:: Tasks to perform ::
a. Return the passage of the trucking hours-of-service article between "Over the years, the" and "after 10 consecutive hours off duty.", inclusive, copied word for word.
b. Recast the rows below as a numbered list, taking only the rows between the one holding "toc-entry-title: ٢- توثيق" and the one holding "toc-entry-title: ما هو", inclusive, and leaving out any blank lines.

:: Excerpted passage ::

********************

Loaded Up and—Waitin'?

Some truckers find themselves sitting involuntarily idle due to mandatory downtime required by federal “hours of service” regulations, but the Trump administration is proposing to ease up on the rules.
By Ron Kotrba | September 27, 2019

Most people would agree that safe roads, satisfied truckdrivers and efficient commerce are desirable, but balancing these seemingly universal values on a spectrum somewhere between lawless exploitation and burdensome overregulation is not easy. The first hours of service (HOS) regulations were enforced by the U.S. federal government in 1938. HOS rules are intended to protect commercial motor vehicle drivers from fatigue, as well as the general public from the obvious dangers of a tired driver hauling 80,000 pounds at high speeds. Today, HOS regulations are implemented, enforced and overseen by the Federal Motor Carrier Safety Administration, a division of the U.S. Department of Transportation. HOS regulations cover areas such as maximum driving time in a given period, on- and off-duty requirements, duty cycles, weekly maximums, break requirements and more.

Over the years, the HOS rules have evolved as a result of a growing economy, changing driving conditions and influence from special interest lobbyists. The most recent HOS rule changes went into effect in 2012 and, for some provisions, 2013. While there are slight differences in the regulations for passenger- and property-carrying drivers, the latter includes:

• An 11-hour driving limit: Drivers may drive a maximum of 11 hours after 10 consecutive hours off duty.

• A 14-hour limit: Drivers may not drive beyond the 14th consecutive hour after coming on duty, following 10 consecutive hours off duty. Off-duty time does not extend the 14-hour period.

• Rest breaks: Drivers may drive only if eight hours or less have passed since the end of the driver’s last off-duty or sleeper berth period of at least 30 minutes. This does not apply to drivers using short-haul exceptions. Mandatory “in attendance” time may be included in the break if no other duties are performed.

********************

:: Record list ::
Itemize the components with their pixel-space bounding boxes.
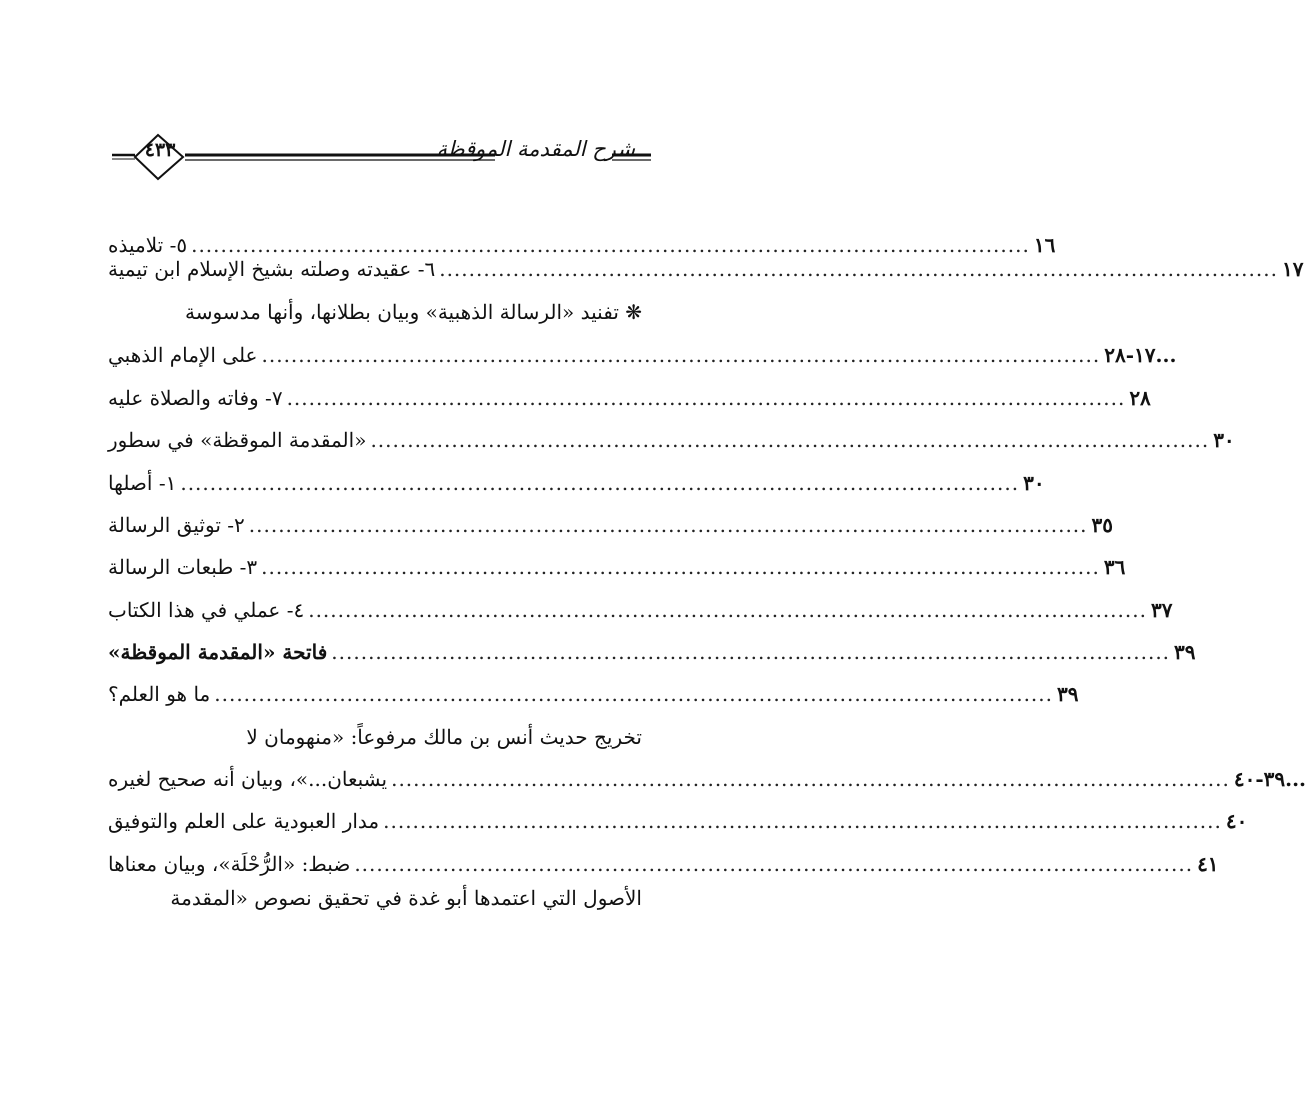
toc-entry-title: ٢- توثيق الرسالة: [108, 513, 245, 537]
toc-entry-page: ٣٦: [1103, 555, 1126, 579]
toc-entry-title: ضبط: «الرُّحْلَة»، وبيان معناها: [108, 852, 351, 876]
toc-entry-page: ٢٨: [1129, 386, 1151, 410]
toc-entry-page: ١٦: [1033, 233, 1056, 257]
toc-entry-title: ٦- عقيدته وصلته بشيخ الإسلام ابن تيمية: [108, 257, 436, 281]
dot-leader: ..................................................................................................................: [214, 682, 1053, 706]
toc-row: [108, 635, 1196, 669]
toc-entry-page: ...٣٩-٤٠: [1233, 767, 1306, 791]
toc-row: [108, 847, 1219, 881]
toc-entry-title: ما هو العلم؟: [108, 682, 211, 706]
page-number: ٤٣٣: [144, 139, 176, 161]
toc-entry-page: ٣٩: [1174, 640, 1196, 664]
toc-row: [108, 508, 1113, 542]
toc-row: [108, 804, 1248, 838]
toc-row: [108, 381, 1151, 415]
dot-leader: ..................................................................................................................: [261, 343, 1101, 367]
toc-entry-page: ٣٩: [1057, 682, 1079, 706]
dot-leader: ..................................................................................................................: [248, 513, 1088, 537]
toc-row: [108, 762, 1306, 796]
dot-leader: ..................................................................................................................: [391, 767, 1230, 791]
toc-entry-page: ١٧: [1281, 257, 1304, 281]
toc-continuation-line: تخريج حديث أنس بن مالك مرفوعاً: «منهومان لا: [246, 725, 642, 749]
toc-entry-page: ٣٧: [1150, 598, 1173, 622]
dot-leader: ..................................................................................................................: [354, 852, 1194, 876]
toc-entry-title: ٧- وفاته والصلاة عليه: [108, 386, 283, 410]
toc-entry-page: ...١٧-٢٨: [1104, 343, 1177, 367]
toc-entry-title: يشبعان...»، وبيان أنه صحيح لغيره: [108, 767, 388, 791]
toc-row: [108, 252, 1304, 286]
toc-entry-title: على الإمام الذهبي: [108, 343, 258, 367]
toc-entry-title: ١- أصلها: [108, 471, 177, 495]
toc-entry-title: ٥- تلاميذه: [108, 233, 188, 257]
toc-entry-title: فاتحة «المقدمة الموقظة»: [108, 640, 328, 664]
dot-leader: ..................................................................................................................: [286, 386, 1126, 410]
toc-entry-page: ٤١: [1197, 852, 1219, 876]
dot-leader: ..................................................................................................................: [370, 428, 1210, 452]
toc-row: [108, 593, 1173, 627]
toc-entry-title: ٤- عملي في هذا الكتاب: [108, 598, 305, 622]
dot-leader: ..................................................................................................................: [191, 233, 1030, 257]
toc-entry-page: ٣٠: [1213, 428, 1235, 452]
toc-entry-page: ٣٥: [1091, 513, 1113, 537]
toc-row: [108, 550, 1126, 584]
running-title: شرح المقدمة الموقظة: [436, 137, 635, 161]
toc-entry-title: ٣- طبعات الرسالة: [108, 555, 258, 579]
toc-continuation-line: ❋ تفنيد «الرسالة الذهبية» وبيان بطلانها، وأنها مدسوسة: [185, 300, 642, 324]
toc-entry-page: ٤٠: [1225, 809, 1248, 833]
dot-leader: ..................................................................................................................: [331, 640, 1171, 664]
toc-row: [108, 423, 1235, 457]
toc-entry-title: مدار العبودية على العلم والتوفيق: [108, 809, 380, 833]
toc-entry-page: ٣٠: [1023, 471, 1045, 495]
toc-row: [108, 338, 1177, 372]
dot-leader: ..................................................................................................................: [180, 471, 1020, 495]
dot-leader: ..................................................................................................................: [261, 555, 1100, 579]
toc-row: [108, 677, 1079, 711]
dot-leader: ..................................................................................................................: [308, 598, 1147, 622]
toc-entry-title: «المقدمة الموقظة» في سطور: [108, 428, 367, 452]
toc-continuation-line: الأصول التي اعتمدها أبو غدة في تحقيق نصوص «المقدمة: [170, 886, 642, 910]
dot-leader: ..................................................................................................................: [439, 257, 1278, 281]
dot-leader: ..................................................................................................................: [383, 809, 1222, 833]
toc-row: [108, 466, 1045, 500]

********************

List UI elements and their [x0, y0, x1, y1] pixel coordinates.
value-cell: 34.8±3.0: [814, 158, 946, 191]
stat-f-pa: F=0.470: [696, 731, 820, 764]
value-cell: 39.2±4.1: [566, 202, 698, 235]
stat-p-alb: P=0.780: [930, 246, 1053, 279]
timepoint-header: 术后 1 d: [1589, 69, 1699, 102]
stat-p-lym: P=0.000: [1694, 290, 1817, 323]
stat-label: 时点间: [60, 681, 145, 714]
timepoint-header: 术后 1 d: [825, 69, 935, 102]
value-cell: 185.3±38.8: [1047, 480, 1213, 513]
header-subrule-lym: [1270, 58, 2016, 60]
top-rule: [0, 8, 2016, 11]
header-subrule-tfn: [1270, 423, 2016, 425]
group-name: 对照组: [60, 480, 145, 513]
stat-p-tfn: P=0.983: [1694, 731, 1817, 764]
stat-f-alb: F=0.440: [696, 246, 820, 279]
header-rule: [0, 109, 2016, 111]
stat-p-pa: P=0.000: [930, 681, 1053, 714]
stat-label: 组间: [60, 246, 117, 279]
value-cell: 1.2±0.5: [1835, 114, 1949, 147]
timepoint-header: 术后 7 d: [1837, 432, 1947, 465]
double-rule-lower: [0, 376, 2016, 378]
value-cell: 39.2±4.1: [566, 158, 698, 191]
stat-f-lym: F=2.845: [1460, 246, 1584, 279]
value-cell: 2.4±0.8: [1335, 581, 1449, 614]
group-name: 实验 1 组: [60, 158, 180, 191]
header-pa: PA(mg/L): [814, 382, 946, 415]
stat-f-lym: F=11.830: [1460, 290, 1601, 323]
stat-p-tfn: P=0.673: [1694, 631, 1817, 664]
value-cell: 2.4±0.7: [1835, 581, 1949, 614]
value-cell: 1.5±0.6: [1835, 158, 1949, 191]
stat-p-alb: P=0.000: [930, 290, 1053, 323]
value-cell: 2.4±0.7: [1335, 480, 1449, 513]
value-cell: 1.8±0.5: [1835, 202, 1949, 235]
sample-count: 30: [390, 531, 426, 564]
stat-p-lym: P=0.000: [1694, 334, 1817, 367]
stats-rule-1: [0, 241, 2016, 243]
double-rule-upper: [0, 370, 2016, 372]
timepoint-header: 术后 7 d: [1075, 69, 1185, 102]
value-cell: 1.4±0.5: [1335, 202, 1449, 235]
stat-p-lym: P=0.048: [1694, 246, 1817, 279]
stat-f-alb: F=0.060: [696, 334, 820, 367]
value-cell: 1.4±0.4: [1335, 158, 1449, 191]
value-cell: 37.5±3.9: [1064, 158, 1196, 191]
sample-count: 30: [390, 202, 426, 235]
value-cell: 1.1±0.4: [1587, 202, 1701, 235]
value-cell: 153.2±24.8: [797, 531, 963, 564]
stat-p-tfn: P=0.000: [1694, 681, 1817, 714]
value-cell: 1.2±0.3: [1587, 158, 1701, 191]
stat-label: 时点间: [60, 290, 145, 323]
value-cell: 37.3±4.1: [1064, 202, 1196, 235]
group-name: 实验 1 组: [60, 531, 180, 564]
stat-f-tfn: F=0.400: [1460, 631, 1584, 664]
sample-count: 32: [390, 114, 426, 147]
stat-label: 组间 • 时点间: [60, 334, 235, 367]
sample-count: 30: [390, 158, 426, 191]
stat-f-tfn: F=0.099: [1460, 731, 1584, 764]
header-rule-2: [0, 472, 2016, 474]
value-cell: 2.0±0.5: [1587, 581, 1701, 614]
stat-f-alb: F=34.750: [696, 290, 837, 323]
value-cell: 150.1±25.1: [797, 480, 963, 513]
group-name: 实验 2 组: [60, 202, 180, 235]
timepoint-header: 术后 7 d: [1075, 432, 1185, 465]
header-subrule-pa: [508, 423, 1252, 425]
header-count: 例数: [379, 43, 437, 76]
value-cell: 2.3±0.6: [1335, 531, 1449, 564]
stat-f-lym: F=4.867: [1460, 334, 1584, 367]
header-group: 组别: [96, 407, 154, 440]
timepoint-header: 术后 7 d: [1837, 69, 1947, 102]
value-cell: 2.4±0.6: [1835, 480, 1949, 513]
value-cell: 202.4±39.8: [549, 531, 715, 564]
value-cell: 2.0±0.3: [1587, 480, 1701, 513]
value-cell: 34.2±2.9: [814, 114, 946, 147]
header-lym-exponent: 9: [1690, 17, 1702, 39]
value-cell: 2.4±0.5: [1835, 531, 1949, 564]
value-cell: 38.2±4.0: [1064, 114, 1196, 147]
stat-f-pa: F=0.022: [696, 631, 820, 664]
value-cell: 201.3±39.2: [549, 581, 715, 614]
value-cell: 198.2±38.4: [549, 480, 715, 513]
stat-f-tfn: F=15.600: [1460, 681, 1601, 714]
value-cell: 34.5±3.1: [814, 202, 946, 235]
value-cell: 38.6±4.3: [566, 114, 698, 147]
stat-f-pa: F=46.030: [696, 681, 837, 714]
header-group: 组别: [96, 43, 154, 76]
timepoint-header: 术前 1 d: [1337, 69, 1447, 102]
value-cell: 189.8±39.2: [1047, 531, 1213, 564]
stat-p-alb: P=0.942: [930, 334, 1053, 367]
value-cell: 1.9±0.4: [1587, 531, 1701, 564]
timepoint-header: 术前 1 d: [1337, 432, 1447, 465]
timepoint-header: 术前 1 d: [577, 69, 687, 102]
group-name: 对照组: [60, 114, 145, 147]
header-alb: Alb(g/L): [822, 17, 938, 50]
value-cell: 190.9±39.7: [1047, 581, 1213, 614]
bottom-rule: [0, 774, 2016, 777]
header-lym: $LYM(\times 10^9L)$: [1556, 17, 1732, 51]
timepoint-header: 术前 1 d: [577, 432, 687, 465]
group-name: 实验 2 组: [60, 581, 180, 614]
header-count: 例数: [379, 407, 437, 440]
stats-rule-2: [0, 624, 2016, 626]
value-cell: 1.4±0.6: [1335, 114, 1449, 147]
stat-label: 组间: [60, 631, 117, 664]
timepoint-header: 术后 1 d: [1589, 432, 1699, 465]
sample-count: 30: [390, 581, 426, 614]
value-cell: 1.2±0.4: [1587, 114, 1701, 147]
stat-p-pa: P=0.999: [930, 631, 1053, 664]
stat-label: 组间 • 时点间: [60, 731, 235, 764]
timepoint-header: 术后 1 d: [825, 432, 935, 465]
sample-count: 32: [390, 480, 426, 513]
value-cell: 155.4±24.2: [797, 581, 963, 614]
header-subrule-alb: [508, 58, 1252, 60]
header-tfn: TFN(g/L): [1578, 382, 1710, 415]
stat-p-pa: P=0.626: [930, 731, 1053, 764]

********************

:: Outputs ::
a.
Over the years, the HOS rules have evolved as a result of a growing economy, changing driving conditions and influence from special interest lobbyists. The most recent HOS rule changes went into effect in 2012 and, for some provisions, 2013. While there are slight differences in the regulations for passenger- and property-carrying drivers, the latter includes:

• An 11-hour driving limit: Drivers may drive a maximum of 11 hours after 10 consecutive hours off duty.

b.
1. toc-entry-title: ٢- توثيق الرسالة: [108, 513, 245, 537]
2. toc-entry-page: ٣٦: [1103, 555, 1126, 579]
3. toc-entry-title: ضبط: «الرُّحْلَة»، وبيان معناها: [108, 852, 351, 876]
4. toc-entry-page: ٢٨: [1129, 386, 1151, 410]
5. toc-entry-page: ١٦: [1033, 233, 1056, 257]
6. toc-entry-title: ٦- عقيدته وصلته بشيخ الإسلام ابن تيمية: [108, 257, 436, 281]
7. dot-leader: ..................................................................................................................: [214, 682, 1053, 706]
8. toc-row: [108, 635, 1196, 669]
9. toc-entry-page: ...٣٩-٤٠: [1233, 767, 1306, 791]
10. toc-row: [108, 847, 1219, 881]
11. toc-entry-title: ما هو العلم؟: [108, 682, 211, 706]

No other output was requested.